WHAT THIS TASK INVOLVES:
Write out each entry, exactly the way it appears.

——————————

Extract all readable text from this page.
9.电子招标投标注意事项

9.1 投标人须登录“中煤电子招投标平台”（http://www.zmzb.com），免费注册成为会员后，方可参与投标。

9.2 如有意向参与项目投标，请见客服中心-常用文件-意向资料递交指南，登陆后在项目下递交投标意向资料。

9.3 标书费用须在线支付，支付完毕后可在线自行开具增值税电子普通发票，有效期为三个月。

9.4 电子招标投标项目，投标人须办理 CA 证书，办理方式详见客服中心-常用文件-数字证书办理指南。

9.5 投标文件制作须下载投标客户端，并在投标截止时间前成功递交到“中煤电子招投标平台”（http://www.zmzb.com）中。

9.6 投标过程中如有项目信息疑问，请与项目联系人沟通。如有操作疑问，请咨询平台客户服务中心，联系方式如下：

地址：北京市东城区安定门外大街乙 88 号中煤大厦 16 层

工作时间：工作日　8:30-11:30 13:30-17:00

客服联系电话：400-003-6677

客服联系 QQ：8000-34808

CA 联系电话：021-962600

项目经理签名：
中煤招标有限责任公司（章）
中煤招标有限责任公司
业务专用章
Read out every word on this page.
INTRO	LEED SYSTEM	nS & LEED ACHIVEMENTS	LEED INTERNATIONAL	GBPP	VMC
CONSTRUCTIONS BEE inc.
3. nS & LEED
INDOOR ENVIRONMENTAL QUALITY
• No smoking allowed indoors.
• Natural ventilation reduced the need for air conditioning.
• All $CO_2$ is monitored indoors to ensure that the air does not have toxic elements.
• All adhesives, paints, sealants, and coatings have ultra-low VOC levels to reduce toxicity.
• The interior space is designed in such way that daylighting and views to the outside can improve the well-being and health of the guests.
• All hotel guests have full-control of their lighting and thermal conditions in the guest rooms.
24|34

——————————

CORRECT ANSWER:
Extract all readable text from this page.
9.电子招标投标注意事项

9.1 投标人须登录“中煤电子招投标平台”（http://www.zmzb.com），免费注册成为会员后，方可参与投标。

9.2 如有意向参与项目投标，请见客服中心-常用文件-意向资料递交指南，登陆后在项目下递交投标意向资料。

9.3 标书费用须在线支付，支付完毕后可在线自行开具增值税电子普通发票，有效期为三个月。

9.4 电子招标投标项目，投标人须办理 CA 证书，办理方式详见客服中心-常用文件-数字证书办理指南。

9.5 投标文件制作须下载投标客户端，并在投标截止时间前成功递交到“中煤电子招投标平台”（http://www.zmzb.com）中。

9.6 投标过程中如有项目信息疑问，请与项目联系人沟通。如有操作疑问，请咨询平台客户服务中心，联系方式如下：

地址：北京市东城区安定门外大街乙 88 号中煤大厦 16 层

工作时间：工作日　8:30-11:30 13:30-17:00

客服联系电话：400-003-6677

客服联系 QQ：8000-34808

CA 联系电话：021-962600

项目经理签名：
中煤招标有限责任公司（章）
中煤招标有限责任公司
业务专用章
Read out every word on this page.
INTRO	LEED SYSTEM	nS & LEED ACHIVEMENTS	LEED INTERNATIONAL	GBPP	VMC
CONSTRUCTIONS BEE inc.
3. nS & LEED
INDOOR ENVIRONMENTAL QUALITY
• No smoking allowed indoors.
• Natural ventilation reduced the need for air conditioning.
• All $CO_2$ is monitored indoors to ensure that the air does not have toxic elements.
• All adhesives, paints, sealants, and coatings have ultra-low VOC levels to reduce toxicity.
• The interior space is designed in such way that daylighting and views to the outside can improve the well-being and health of the guests.
• All hotel guests have full-control of their lighting and thermal conditions in the guest rooms.
24|34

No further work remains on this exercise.